■ Your task
Search the listing below for the string "values" and show each line that contains it.

■ Data
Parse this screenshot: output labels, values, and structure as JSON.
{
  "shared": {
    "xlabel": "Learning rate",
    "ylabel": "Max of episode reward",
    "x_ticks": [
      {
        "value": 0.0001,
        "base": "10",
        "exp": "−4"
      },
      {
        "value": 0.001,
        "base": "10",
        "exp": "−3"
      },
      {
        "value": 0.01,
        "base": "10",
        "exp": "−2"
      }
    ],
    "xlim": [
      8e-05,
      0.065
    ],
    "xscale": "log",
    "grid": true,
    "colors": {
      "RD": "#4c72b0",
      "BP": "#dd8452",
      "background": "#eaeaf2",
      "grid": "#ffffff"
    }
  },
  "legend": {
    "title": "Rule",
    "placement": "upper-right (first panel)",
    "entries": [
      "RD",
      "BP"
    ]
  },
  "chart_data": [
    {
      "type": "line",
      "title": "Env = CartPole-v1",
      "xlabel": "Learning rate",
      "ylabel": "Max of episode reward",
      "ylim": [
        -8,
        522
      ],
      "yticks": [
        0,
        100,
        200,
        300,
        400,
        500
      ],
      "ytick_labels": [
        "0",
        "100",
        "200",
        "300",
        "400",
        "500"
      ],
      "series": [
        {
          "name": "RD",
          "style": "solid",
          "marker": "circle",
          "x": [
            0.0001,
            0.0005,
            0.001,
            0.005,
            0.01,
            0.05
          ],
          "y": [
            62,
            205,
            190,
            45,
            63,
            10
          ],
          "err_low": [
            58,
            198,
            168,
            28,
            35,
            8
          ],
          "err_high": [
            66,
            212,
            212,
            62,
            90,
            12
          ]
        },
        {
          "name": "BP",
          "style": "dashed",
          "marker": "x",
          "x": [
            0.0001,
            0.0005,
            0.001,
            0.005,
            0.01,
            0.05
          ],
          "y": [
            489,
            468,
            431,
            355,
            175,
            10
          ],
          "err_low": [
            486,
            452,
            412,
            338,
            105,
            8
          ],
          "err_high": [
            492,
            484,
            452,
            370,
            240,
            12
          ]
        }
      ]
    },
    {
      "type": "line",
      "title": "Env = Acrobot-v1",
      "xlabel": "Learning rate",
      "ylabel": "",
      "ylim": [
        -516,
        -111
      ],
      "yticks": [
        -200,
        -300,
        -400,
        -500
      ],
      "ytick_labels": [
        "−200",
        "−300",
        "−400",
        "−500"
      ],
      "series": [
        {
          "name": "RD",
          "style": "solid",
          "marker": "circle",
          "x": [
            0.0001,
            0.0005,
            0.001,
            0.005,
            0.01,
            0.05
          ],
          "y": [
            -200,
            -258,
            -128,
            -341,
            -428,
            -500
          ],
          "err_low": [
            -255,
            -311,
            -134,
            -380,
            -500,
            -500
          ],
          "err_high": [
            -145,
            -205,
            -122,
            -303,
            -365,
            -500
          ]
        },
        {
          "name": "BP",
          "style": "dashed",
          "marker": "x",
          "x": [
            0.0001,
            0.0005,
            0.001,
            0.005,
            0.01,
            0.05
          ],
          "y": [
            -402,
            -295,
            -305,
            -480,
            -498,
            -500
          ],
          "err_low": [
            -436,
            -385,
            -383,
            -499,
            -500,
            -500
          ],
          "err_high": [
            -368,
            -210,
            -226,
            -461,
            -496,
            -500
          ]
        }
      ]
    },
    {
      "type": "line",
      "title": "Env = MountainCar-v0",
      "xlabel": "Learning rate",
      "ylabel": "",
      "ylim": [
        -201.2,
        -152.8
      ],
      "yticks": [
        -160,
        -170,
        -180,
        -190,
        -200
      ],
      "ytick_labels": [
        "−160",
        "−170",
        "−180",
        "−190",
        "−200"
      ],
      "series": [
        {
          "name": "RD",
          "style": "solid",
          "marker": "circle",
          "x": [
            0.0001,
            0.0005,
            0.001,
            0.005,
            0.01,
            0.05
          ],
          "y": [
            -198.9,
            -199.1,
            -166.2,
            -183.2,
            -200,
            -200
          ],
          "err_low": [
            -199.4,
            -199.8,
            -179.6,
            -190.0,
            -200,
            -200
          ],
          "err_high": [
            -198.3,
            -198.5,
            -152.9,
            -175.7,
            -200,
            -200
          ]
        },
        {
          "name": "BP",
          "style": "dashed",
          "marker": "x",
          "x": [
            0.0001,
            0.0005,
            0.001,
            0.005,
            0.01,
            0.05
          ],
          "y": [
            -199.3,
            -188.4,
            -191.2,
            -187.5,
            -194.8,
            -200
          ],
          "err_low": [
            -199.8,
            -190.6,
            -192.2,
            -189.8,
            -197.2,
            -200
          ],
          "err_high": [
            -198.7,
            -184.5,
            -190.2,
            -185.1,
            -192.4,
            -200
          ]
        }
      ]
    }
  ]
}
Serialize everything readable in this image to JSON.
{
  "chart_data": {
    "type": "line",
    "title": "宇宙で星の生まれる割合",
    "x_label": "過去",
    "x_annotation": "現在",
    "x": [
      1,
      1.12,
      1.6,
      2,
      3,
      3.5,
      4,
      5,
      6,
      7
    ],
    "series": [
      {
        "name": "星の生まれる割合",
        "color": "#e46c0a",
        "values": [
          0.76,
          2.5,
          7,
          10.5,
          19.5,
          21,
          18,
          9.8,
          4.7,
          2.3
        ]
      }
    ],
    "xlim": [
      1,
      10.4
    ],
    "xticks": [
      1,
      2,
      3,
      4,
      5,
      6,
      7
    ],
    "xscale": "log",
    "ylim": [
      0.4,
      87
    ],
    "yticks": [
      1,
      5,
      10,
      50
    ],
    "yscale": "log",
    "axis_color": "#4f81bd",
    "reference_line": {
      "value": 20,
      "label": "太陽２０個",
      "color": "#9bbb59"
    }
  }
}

■ Output for this task
Parse this screenshot: output labels, values, and structure as JSON.
        "values": [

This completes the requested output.